Records contained in a dataset
★ ★ ★ ★

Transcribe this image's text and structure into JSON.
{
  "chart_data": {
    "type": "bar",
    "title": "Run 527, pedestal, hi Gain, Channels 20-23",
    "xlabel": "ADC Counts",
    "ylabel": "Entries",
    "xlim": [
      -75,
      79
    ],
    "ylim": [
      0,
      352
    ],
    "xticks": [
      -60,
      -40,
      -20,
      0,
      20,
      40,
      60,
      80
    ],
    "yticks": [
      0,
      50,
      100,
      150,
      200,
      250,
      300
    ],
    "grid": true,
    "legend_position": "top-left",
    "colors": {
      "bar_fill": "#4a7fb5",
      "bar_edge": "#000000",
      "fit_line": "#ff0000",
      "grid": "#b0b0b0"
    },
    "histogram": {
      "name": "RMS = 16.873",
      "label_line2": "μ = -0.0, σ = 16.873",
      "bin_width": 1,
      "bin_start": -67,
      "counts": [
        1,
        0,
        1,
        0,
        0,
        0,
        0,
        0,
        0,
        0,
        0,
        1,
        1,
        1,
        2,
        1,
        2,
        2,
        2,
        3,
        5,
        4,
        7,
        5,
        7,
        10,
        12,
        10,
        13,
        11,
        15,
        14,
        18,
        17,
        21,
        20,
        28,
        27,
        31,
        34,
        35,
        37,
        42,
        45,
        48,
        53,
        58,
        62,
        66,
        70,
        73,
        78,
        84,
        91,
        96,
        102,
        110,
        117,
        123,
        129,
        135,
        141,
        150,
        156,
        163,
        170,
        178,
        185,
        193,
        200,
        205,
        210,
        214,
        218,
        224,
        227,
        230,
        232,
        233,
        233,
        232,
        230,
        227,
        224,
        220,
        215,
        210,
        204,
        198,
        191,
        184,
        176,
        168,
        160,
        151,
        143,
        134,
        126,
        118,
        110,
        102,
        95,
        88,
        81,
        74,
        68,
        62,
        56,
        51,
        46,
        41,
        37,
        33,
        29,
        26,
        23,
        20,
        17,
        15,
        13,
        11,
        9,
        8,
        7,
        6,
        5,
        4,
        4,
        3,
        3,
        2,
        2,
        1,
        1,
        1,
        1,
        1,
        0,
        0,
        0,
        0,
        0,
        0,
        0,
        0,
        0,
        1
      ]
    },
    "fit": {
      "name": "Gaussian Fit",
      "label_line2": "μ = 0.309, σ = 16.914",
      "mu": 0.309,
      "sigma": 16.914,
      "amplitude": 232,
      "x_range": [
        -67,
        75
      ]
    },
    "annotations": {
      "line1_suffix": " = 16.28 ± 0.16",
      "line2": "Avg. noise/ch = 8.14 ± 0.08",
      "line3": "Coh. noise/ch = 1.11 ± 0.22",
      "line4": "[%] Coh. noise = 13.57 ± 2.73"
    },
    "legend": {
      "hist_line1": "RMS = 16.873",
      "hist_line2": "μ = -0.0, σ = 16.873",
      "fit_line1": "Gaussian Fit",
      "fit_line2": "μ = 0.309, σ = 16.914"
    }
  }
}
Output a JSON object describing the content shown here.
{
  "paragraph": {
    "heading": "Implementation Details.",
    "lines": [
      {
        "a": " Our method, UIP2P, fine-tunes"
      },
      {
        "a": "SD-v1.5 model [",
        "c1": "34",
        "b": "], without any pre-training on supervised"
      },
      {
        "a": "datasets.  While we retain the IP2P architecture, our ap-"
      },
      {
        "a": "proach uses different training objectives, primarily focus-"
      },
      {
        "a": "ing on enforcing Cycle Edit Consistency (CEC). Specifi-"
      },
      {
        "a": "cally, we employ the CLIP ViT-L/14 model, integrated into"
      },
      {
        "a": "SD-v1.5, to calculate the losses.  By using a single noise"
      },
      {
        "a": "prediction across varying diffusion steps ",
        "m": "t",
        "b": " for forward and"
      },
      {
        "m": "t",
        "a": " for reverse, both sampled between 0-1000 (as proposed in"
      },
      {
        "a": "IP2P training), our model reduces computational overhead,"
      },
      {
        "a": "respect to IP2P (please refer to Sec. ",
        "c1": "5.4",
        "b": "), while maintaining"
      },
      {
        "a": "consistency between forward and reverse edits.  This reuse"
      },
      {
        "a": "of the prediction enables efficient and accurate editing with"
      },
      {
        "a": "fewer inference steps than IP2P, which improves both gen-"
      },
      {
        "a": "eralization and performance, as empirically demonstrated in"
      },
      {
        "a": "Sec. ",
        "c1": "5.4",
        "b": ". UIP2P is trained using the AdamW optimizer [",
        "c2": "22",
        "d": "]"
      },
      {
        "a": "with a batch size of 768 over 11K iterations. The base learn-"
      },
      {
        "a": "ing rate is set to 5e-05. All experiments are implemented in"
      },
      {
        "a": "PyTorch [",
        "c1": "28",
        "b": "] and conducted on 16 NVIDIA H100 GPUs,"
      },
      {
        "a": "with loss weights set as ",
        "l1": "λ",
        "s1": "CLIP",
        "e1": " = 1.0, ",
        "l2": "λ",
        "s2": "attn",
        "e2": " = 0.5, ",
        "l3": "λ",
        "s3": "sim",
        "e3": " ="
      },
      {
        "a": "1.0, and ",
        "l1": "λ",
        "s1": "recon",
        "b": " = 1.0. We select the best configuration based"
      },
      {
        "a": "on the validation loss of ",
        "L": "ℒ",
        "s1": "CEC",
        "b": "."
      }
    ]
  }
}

★ ★ ★ ★

WRITTEN INSTRUCTION
Retype all of the entries precisely as they are.

OUTPUT OF THE TASK
Transcribe this image's text and structure into JSON.
{
  "chart_data": {
    "type": "bar",
    "title": "Run 527, pedestal, hi Gain, Channels 20-23",
    "xlabel": "ADC Counts",
    "ylabel": "Entries",
    "xlim": [
      -75,
      79
    ],
    "ylim": [
      0,
      352
    ],
    "xticks": [
      -60,
      -40,
      -20,
      0,
      20,
      40,
      60,
      80
    ],
    "yticks": [
      0,
      50,
      100,
      150,
      200,
      250,
      300
    ],
    "grid": true,
    "legend_position": "top-left",
    "colors": {
      "bar_fill": "#4a7fb5",
      "bar_edge": "#000000",
      "fit_line": "#ff0000",
      "grid": "#b0b0b0"
    },
    "histogram": {
      "name": "RMS = 16.873",
      "label_line2": "μ = -0.0, σ = 16.873",
      "bin_width": 1,
      "bin_start": -67,
      "counts": [
        1,
        0,
        1,
        0,
        0,
        0,
        0,
        0,
        0,
        0,
        0,
        1,
        1,
        1,
        2,
        1,
        2,
        2,
        2,
        3,
        5,
        4,
        7,
        5,
        7,
        10,
        12,
        10,
        13,
        11,
        15,
        14,
        18,
        17,
        21,
        20,
        28,
        27,
        31,
        34,
        35,
        37,
        42,
        45,
        48,
        53,
        58,
        62,
        66,
        70,
        73,
        78,
        84,
        91,
        96,
        102,
        110,
        117,
        123,
        129,
        135,
        141,
        150,
        156,
        163,
        170,
        178,
        185,
        193,
        200,
        205,
        210,
        214,
        218,
        224,
        227,
        230,
        232,
        233,
        233,
        232,
        230,
        227,
        224,
        220,
        215,
        210,
        204,
        198,
        191,
        184,
        176,
        168,
        160,
        151,
        143,
        134,
        126,
        118,
        110,
        102,
        95,
        88,
        81,
        74,
        68,
        62,
        56,
        51,
        46,
        41,
        37,
        33,
        29,
        26,
        23,
        20,
        17,
        15,
        13,
        11,
        9,
        8,
        7,
        6,
        5,
        4,
        4,
        3,
        3,
        2,
        2,
        1,
        1,
        1,
        1,
        1,
        0,
        0,
        0,
        0,
        0,
        0,
        0,
        0,
        0,
        1
      ]
    },
    "fit": {
      "name": "Gaussian Fit",
      "label_line2": "μ = 0.309, σ = 16.914",
      "mu": 0.309,
      "sigma": 16.914,
      "amplitude": 232,
      "x_range": [
        -67,
        75
      ]
    },
    "annotations": {
      "line1_suffix": " = 16.28 ± 0.16",
      "line2": "Avg. noise/ch = 8.14 ± 0.08",
      "line3": "Coh. noise/ch = 1.11 ± 0.22",
      "line4": "[%] Coh. noise = 13.57 ± 2.73"
    },
    "legend": {
      "hist_line1": "RMS = 16.873",
      "hist_line2": "μ = -0.0, σ = 16.873",
      "fit_line1": "Gaussian Fit",
      "fit_line2": "μ = 0.309, σ = 16.914"
    }
  }
}
Output a JSON object describing the content shown here.
{
  "paragraph": {
    "heading": "Implementation Details.",
    "lines": [
      {
        "a": " Our method, UIP2P, fine-tunes"
      },
      {
        "a": "SD-v1.5 model [",
        "c1": "34",
        "b": "], without any pre-training on supervised"
      },
      {
        "a": "datasets.  While we retain the IP2P architecture, our ap-"
      },
      {
        "a": "proach uses different training objectives, primarily focus-"
      },
      {
        "a": "ing on enforcing Cycle Edit Consistency (CEC). Specifi-"
      },
      {
        "a": "cally, we employ the CLIP ViT-L/14 model, integrated into"
      },
      {
        "a": "SD-v1.5, to calculate the losses.  By using a single noise"
      },
      {
        "a": "prediction across varying diffusion steps ",
        "m": "t",
        "b": " for forward and"
      },
      {
        "m": "t",
        "a": " for reverse, both sampled between 0-1000 (as proposed in"
      },
      {
        "a": "IP2P training), our model reduces computational overhead,"
      },
      {
        "a": "respect to IP2P (please refer to Sec. ",
        "c1": "5.4",
        "b": "), while maintaining"
      },
      {
        "a": "consistency between forward and reverse edits.  This reuse"
      },
      {
        "a": "of the prediction enables efficient and accurate editing with"
      },
      {
        "a": "fewer inference steps than IP2P, which improves both gen-"
      },
      {
        "a": "eralization and performance, as empirically demonstrated in"
      },
      {
        "a": "Sec. ",
        "c1": "5.4",
        "b": ". UIP2P is trained using the AdamW optimizer [",
        "c2": "22",
        "d": "]"
      },
      {
        "a": "with a batch size of 768 over 11K iterations. The base learn-"
      },
      {
        "a": "ing rate is set to 5e-05. All experiments are implemented in"
      },
      {
        "a": "PyTorch [",
        "c1": "28",
        "b": "] and conducted on 16 NVIDIA H100 GPUs,"
      },
      {
        "a": "with loss weights set as ",
        "l1": "λ",
        "s1": "CLIP",
        "e1": " = 1.0, ",
        "l2": "λ",
        "s2": "attn",
        "e2": " = 0.5, ",
        "l3": "λ",
        "s3": "sim",
        "e3": " ="
      },
      {
        "a": "1.0, and ",
        "l1": "λ",
        "s1": "recon",
        "b": " = 1.0. We select the best configuration based"
      },
      {
        "a": "on the validation loss of ",
        "L": "ℒ",
        "s1": "CEC",
        "b": "."
      }
    ]
  }
}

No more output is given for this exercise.